# Start of DATASET

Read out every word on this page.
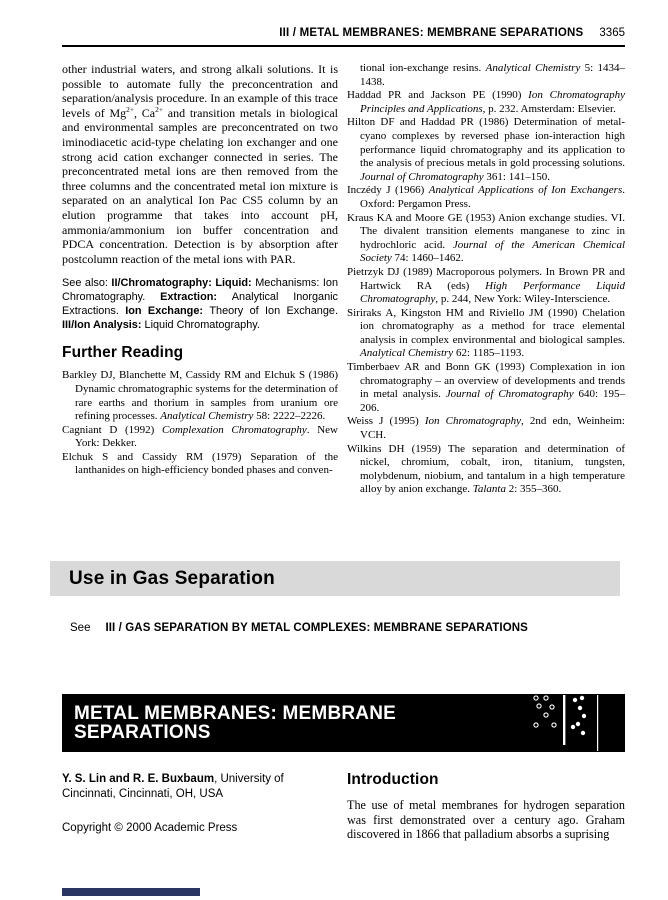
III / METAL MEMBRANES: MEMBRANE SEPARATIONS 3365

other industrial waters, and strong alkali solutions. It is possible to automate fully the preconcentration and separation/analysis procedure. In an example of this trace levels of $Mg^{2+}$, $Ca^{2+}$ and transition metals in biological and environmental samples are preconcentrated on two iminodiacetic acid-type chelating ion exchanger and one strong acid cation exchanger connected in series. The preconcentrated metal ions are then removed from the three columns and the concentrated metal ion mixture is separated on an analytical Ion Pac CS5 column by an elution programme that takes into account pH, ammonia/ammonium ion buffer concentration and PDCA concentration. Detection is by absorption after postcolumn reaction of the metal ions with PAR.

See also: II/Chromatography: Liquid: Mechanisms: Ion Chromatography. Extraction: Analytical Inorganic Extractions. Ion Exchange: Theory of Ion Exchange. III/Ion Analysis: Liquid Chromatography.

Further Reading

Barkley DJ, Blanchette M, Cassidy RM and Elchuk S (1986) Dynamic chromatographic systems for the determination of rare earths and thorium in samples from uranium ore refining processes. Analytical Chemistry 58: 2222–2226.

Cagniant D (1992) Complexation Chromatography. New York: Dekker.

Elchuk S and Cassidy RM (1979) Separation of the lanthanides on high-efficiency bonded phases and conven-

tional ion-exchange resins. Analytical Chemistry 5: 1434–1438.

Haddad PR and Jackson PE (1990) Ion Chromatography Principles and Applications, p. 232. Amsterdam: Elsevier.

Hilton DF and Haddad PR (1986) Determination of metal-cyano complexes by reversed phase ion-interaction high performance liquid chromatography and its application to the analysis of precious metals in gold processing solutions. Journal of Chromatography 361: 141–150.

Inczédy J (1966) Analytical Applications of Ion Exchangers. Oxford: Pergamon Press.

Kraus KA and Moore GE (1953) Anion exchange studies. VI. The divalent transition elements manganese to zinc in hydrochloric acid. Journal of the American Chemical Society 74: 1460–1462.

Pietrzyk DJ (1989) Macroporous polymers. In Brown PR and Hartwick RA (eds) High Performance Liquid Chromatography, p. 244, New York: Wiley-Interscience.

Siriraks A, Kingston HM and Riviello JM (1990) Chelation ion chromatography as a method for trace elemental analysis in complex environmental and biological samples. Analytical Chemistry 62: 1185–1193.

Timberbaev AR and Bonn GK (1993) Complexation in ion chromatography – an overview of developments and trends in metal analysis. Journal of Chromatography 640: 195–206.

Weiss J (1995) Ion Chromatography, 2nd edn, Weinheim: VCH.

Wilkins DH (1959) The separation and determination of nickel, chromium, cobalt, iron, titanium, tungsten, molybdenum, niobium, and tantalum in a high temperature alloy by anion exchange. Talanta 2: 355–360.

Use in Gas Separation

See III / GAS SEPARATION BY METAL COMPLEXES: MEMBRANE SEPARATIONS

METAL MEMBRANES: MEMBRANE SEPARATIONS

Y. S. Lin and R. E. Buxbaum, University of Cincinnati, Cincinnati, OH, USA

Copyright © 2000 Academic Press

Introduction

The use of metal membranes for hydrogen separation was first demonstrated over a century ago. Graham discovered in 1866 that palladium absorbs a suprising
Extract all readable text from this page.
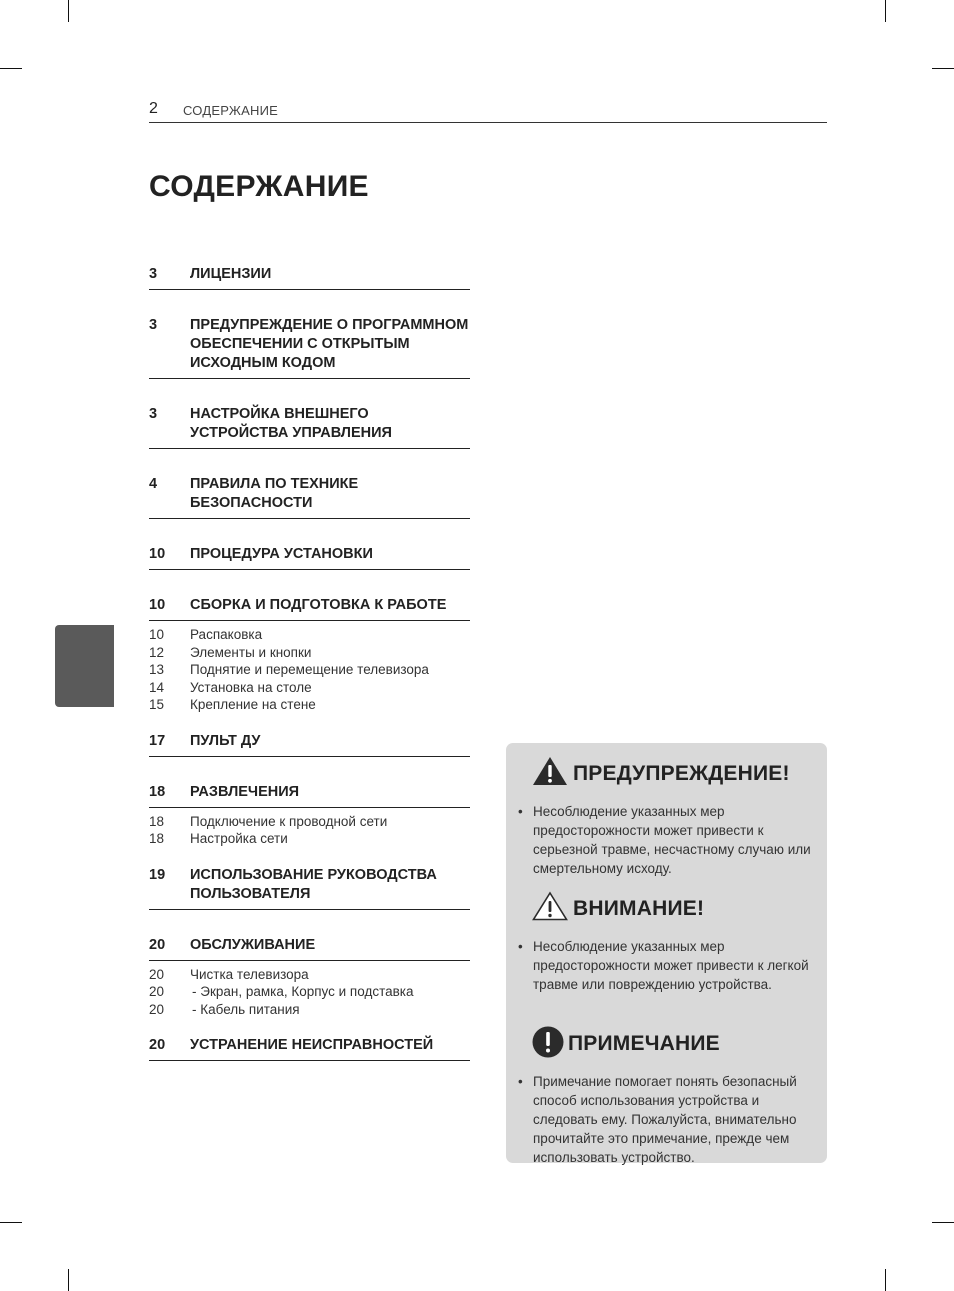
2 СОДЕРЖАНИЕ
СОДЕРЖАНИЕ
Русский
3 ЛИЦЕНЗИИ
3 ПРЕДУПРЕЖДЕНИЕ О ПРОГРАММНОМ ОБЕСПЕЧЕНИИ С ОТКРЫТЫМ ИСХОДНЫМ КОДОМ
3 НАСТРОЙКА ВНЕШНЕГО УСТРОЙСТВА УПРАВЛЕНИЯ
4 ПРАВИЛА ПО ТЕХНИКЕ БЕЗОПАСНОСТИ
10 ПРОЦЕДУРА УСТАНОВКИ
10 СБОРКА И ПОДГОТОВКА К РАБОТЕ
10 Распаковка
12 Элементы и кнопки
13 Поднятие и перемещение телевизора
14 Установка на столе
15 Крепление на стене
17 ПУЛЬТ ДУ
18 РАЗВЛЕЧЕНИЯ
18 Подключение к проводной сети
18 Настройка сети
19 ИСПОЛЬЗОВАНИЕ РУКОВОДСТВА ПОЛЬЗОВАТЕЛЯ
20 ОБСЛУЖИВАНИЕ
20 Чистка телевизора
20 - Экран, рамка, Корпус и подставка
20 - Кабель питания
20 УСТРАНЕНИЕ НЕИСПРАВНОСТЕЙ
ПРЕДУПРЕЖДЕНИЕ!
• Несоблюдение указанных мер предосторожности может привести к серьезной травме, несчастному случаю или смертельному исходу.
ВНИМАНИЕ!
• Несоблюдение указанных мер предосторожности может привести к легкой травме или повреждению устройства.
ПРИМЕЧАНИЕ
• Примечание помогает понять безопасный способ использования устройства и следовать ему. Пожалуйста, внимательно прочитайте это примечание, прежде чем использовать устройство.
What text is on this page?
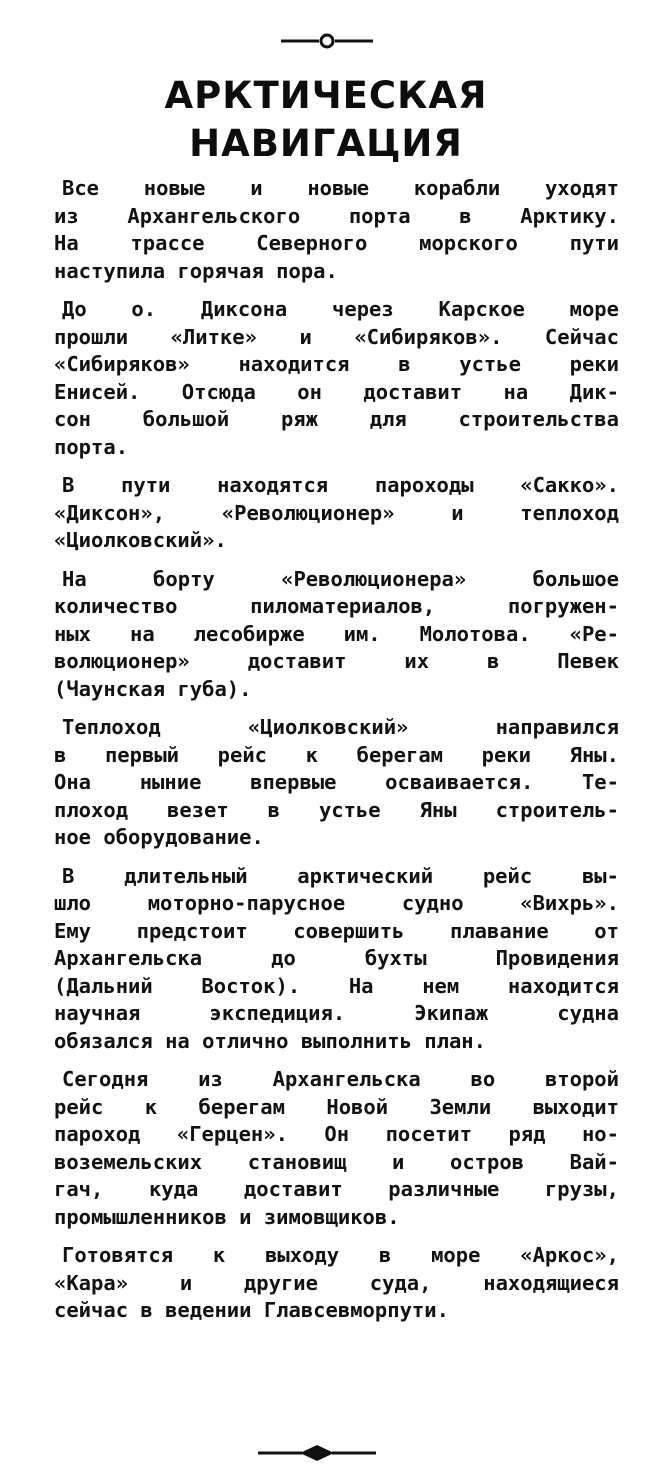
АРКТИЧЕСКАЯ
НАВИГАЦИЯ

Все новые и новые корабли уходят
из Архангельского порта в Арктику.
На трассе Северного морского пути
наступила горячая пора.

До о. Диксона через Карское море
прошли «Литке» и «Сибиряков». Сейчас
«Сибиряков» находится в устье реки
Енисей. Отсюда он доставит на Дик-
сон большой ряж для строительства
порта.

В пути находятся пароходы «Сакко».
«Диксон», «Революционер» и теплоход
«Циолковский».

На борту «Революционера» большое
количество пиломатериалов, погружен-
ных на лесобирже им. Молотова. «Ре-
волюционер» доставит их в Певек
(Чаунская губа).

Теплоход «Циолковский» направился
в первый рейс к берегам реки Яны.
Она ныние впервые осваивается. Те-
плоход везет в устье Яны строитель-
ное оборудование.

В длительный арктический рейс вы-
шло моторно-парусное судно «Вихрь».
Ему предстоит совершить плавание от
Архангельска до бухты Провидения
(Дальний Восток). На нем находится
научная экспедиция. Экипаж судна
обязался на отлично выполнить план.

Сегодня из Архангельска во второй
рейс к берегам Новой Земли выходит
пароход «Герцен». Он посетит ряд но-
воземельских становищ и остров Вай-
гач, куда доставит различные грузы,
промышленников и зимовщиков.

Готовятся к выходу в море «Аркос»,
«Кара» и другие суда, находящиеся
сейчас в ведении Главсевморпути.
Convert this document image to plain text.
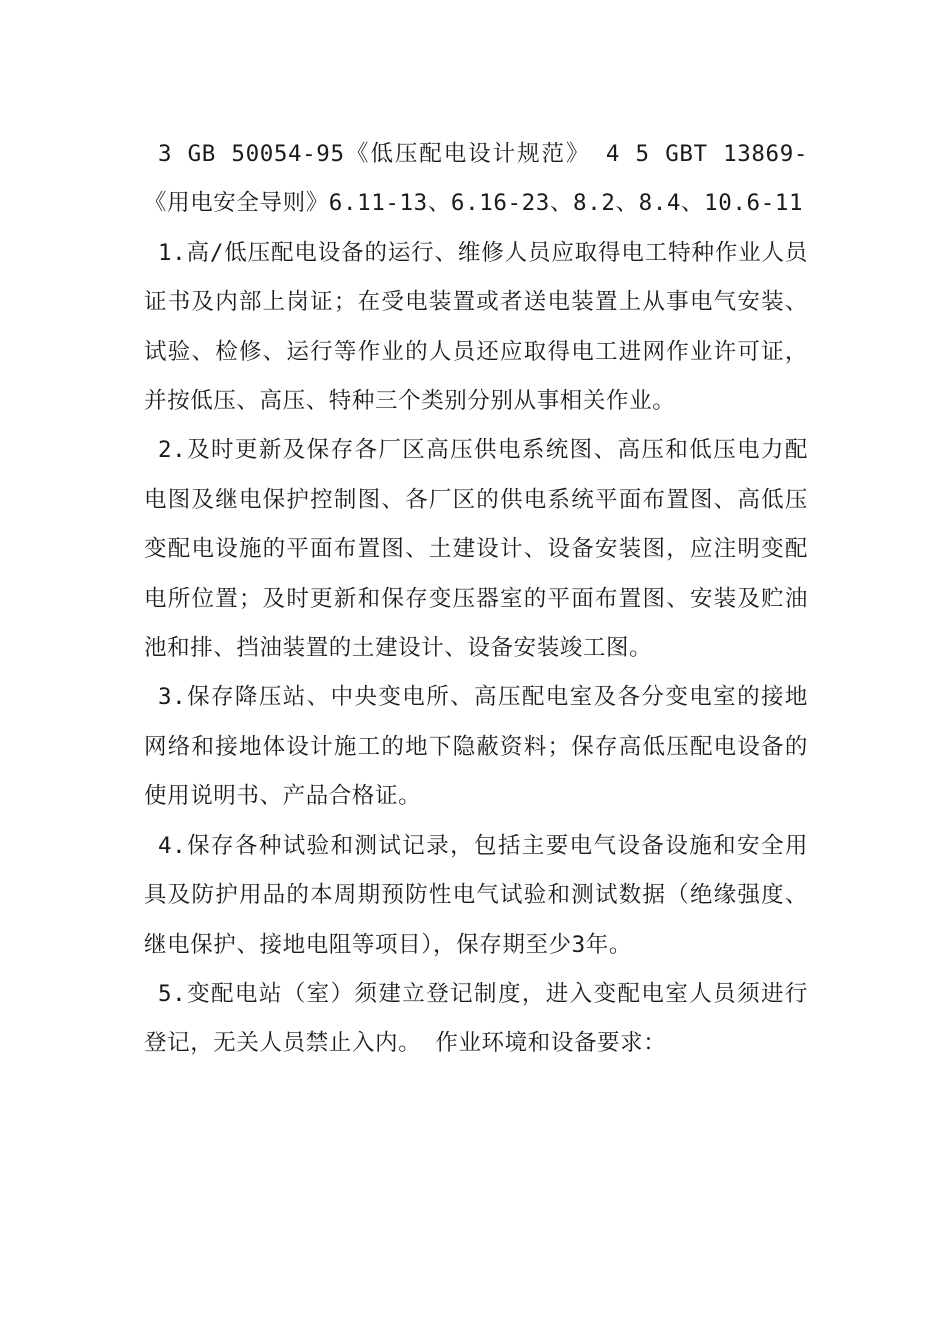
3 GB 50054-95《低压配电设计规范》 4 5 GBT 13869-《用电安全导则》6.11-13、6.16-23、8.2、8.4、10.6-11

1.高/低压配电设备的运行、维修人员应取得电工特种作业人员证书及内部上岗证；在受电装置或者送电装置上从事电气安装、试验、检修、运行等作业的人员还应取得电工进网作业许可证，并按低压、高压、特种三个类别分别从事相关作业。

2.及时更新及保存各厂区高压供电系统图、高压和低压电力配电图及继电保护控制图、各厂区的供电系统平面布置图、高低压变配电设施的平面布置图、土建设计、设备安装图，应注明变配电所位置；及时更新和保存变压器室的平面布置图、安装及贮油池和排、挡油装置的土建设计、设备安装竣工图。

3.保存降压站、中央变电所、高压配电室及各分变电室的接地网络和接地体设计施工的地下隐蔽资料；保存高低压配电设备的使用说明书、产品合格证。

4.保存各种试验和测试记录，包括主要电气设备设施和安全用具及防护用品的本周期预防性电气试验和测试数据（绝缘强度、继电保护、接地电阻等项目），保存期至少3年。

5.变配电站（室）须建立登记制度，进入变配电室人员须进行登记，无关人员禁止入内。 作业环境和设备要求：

# End of DATASET

◆ **AIM**: Which lines contain "Journal"? Copy each of them out.

◆ **EXPECTED ANSWER**:
Hilton DF and Haddad PR (1986) Determination of metal-cyano complexes by reversed phase ion-interaction high performance liquid chromatography and its application to the analysis of precious metals in gold processing solutions. Journal of Chromatography 361: 141–150.
Kraus KA and Moore GE (1953) Anion exchange studies. VI. The divalent transition elements manganese to zinc in hydrochloric acid. Journal of the American Chemical Society 74: 1460–1462.
Timberbaev AR and Bonn GK (1993) Complexation in ion chromatography – an overview of developments and trends in metal analysis. Journal of Chromatography 640: 195–206.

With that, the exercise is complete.